What you need to do: Output the records. Match them exactly.

(Records from a data collection)
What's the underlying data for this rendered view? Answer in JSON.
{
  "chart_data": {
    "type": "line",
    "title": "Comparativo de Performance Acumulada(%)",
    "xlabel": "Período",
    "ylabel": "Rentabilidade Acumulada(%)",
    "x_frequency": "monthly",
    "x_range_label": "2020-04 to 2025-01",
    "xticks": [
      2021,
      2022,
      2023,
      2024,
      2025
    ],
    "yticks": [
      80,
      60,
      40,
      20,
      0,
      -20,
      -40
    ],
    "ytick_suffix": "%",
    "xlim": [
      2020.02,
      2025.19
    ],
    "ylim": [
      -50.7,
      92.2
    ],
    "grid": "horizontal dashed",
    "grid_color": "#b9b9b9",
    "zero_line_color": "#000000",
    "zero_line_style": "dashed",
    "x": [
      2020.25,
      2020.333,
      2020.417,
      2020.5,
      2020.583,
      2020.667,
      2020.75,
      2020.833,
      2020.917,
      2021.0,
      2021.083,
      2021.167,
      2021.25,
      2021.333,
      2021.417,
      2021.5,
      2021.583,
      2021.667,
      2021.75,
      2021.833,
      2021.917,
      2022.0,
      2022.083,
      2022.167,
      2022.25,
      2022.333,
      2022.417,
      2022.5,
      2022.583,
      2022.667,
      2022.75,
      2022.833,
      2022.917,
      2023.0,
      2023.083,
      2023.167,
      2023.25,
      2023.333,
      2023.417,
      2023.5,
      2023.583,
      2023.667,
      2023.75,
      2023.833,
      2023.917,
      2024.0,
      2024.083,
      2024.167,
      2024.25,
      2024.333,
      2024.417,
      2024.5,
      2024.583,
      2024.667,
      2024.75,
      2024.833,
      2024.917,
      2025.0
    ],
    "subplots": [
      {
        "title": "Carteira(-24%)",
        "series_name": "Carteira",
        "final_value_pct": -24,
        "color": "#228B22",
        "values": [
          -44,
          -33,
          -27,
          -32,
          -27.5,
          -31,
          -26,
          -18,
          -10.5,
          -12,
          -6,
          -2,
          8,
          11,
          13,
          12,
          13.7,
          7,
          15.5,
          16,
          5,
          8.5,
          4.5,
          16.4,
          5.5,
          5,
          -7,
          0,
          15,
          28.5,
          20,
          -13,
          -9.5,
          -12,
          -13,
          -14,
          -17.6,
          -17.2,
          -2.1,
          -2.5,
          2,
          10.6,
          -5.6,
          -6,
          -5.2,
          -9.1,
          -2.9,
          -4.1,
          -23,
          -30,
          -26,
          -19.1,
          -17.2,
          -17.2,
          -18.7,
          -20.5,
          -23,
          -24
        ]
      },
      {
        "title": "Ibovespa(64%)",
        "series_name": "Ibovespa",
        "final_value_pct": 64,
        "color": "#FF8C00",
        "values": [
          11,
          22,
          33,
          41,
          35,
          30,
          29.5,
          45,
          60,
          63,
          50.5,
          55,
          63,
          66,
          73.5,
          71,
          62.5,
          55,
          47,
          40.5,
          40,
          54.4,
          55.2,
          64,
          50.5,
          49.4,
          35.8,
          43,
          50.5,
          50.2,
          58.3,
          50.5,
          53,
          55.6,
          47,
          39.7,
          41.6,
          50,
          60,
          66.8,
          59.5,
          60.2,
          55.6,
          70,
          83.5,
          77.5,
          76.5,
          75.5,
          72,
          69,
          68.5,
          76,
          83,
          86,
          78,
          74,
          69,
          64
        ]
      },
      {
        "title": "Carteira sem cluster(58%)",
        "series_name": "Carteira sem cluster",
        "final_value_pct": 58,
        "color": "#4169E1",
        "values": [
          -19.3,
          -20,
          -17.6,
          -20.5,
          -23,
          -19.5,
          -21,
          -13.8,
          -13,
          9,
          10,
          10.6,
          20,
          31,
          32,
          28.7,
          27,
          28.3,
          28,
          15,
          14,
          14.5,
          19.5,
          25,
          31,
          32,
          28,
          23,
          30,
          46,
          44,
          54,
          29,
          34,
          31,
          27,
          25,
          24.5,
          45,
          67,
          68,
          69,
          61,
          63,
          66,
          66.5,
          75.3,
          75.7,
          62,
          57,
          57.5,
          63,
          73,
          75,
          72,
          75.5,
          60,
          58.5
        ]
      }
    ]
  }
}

Worked answer:
What's the underlying data for this rendered view? Answer in JSON.
{
  "chart_data": {
    "type": "line",
    "title": "Comparativo de Performance Acumulada(%)",
    "xlabel": "Período",
    "ylabel": "Rentabilidade Acumulada(%)",
    "x_frequency": "monthly",
    "x_range_label": "2020-04 to 2025-01",
    "xticks": [
      2021,
      2022,
      2023,
      2024,
      2025
    ],
    "yticks": [
      80,
      60,
      40,
      20,
      0,
      -20,
      -40
    ],
    "ytick_suffix": "%",
    "xlim": [
      2020.02,
      2025.19
    ],
    "ylim": [
      -50.7,
      92.2
    ],
    "grid": "horizontal dashed",
    "grid_color": "#b9b9b9",
    "zero_line_color": "#000000",
    "zero_line_style": "dashed",
    "x": [
      2020.25,
      2020.333,
      2020.417,
      2020.5,
      2020.583,
      2020.667,
      2020.75,
      2020.833,
      2020.917,
      2021.0,
      2021.083,
      2021.167,
      2021.25,
      2021.333,
      2021.417,
      2021.5,
      2021.583,
      2021.667,
      2021.75,
      2021.833,
      2021.917,
      2022.0,
      2022.083,
      2022.167,
      2022.25,
      2022.333,
      2022.417,
      2022.5,
      2022.583,
      2022.667,
      2022.75,
      2022.833,
      2022.917,
      2023.0,
      2023.083,
      2023.167,
      2023.25,
      2023.333,
      2023.417,
      2023.5,
      2023.583,
      2023.667,
      2023.75,
      2023.833,
      2023.917,
      2024.0,
      2024.083,
      2024.167,
      2024.25,
      2024.333,
      2024.417,
      2024.5,
      2024.583,
      2024.667,
      2024.75,
      2024.833,
      2024.917,
      2025.0
    ],
    "subplots": [
      {
        "title": "Carteira(-24%)",
        "series_name": "Carteira",
        "final_value_pct": -24,
        "color": "#228B22",
        "values": [
          -44,
          -33,
          -27,
          -32,
          -27.5,
          -31,
          -26,
          -18,
          -10.5,
          -12,
          -6,
          -2,
          8,
          11,
          13,
          12,
          13.7,
          7,
          15.5,
          16,
          5,
          8.5,
          4.5,
          16.4,
          5.5,
          5,
          -7,
          0,
          15,
          28.5,
          20,
          -13,
          -9.5,
          -12,
          -13,
          -14,
          -17.6,
          -17.2,
          -2.1,
          -2.5,
          2,
          10.6,
          -5.6,
          -6,
          -5.2,
          -9.1,
          -2.9,
          -4.1,
          -23,
          -30,
          -26,
          -19.1,
          -17.2,
          -17.2,
          -18.7,
          -20.5,
          -23,
          -24
        ]
      },
      {
        "title": "Ibovespa(64%)",
        "series_name": "Ibovespa",
        "final_value_pct": 64,
        "color": "#FF8C00",
        "values": [
          11,
          22,
          33,
          41,
          35,
          30,
          29.5,
          45,
          60,
          63,
          50.5,
          55,
          63,
          66,
          73.5,
          71,
          62.5,
          55,
          47,
          40.5,
          40,
          54.4,
          55.2,
          64,
          50.5,
          49.4,
          35.8,
          43,
          50.5,
          50.2,
          58.3,
          50.5,
          53,
          55.6,
          47,
          39.7,
          41.6,
          50,
          60,
          66.8,
          59.5,
          60.2,
          55.6,
          70,
          83.5,
          77.5,
          76.5,
          75.5,
          72,
          69,
          68.5,
          76,
          83,
          86,
          78,
          74,
          69,
          64
        ]
      },
      {
        "title": "Carteira sem cluster(58%)",
        "series_name": "Carteira sem cluster",
        "final_value_pct": 58,
        "color": "#4169E1",
        "values": [
          -19.3,
          -20,
          -17.6,
          -20.5,
          -23,
          -19.5,
          -21,
          -13.8,
          -13,
          9,
          10,
          10.6,
          20,
          31,
          32,
          28.7,
          27,
          28.3,
          28,
          15,
          14,
          14.5,
          19.5,
          25,
          31,
          32,
          28,
          23,
          30,
          46,
          44,
          54,
          29,
          34,
          31,
          27,
          25,
          24.5,
          45,
          67,
          68,
          69,
          61,
          63,
          66,
          66.5,
          75.3,
          75.7,
          62,
          57,
          57.5,
          63,
          73,
          75,
          72,
          75.5,
          60,
          58.5
        ]
      }
    ]
  }
}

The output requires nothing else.